Copy every line that mentions the word "series".
# Dataset entries start
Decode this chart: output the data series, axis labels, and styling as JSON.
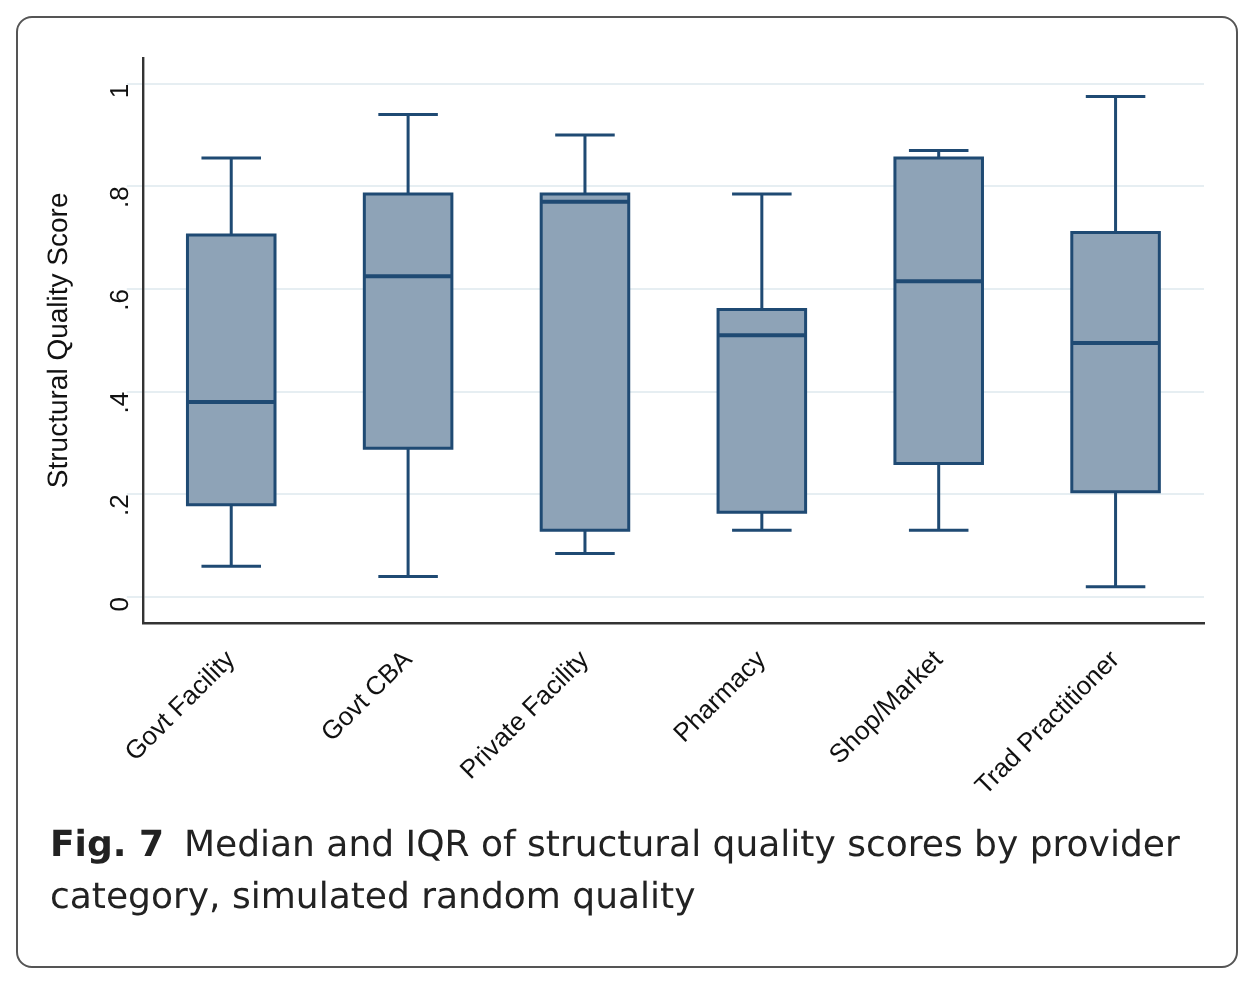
{
  "chart_data": {
    "type": "box",
    "ylabel": "Structural Quality Score",
    "categories": [
      "Govt Facility",
      "Govt CBA",
      "Private Facility",
      "Pharmacy",
      "Shop/Market",
      "Trad Practitioner"
    ],
    "boxes": [
      {
        "low": 0.06,
        "q1": 0.18,
        "median": 0.38,
        "q3": 0.705,
        "high": 0.855
      },
      {
        "low": 0.04,
        "q1": 0.29,
        "median": 0.625,
        "q3": 0.785,
        "high": 0.94
      },
      {
        "low": 0.085,
        "q1": 0.13,
        "median": 0.77,
        "q3": 0.785,
        "high": 0.9
      },
      {
        "low": 0.13,
        "q1": 0.165,
        "median": 0.51,
        "q3": 0.56,
        "high": 0.785
      },
      {
        "low": 0.13,
        "q1": 0.26,
        "median": 0.615,
        "q3": 0.855,
        "high": 0.87
      },
      {
        "low": 0.02,
        "q1": 0.205,
        "median": 0.495,
        "q3": 0.71,
        "high": 0.975
      }
    ],
    "color": "#8ea3b7",
    "ylim": [
      -0.05,
      1.05
    ],
    "yticks": [
      {
        "value": 0,
        "label": "0"
      },
      {
        "value": 0.2,
        "label": ".2"
      },
      {
        "value": 0.4,
        "label": ".4"
      },
      {
        "value": 0.6,
        "label": ".6"
      },
      {
        "value": 0.8,
        "label": ".8"
      },
      {
        "value": 1,
        "label": "1"
      }
    ],
    "grid": "y",
    "legend": false,
    "annotations": [
      "Fig. 7",
      "Median and IQR of structural quality scores by provider category, simulated random quality"
    ]
  }
}
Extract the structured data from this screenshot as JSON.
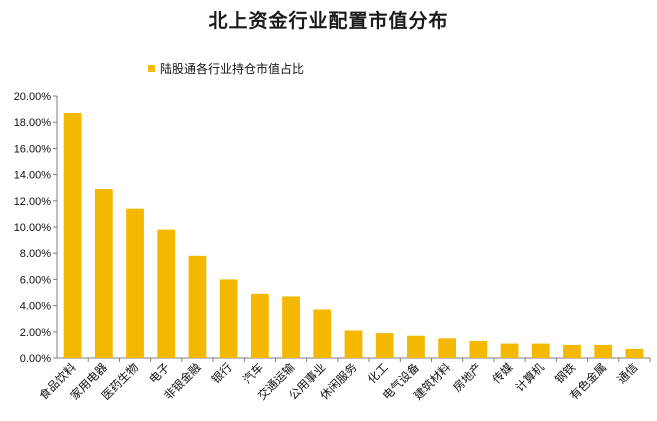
{
  "colors": {
    "bar": "#F5B800",
    "axis": "#7f7f7f",
    "text": "#111111"
  },
  "chart_data": {
    "type": "bar",
    "title": "北上资金行业配置市值分布",
    "xlabel": "",
    "ylabel": "",
    "ylim": [
      0,
      20
    ],
    "y_tick_labels": [
      "0.00%",
      "2.00%",
      "4.00%",
      "6.00%",
      "8.00%",
      "10.00%",
      "12.00%",
      "14.00%",
      "16.00%",
      "18.00%",
      "20.00%"
    ],
    "legend_position": "top-left",
    "grid": false,
    "categories": [
      "食品饮料",
      "家用电器",
      "医药生物",
      "电子",
      "非银金融",
      "银行",
      "汽车",
      "交通运输",
      "公用事业",
      "休闲服务",
      "化工",
      "电气设备",
      "建筑材料",
      "房地产",
      "传媒",
      "计算机",
      "钢铁",
      "有色金属",
      "通信"
    ],
    "series": [
      {
        "name": "陆股通各行业持仓市值占比",
        "values": [
          18.7,
          12.9,
          11.4,
          9.8,
          7.8,
          6.0,
          4.9,
          4.7,
          3.7,
          2.1,
          1.9,
          1.7,
          1.5,
          1.3,
          1.1,
          1.1,
          1.0,
          1.0,
          0.7
        ]
      }
    ]
  }
}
# Dataset entries end
### Expected answer
Decode this chart: output the data series, axis labels, and styling as JSON.
    "series": [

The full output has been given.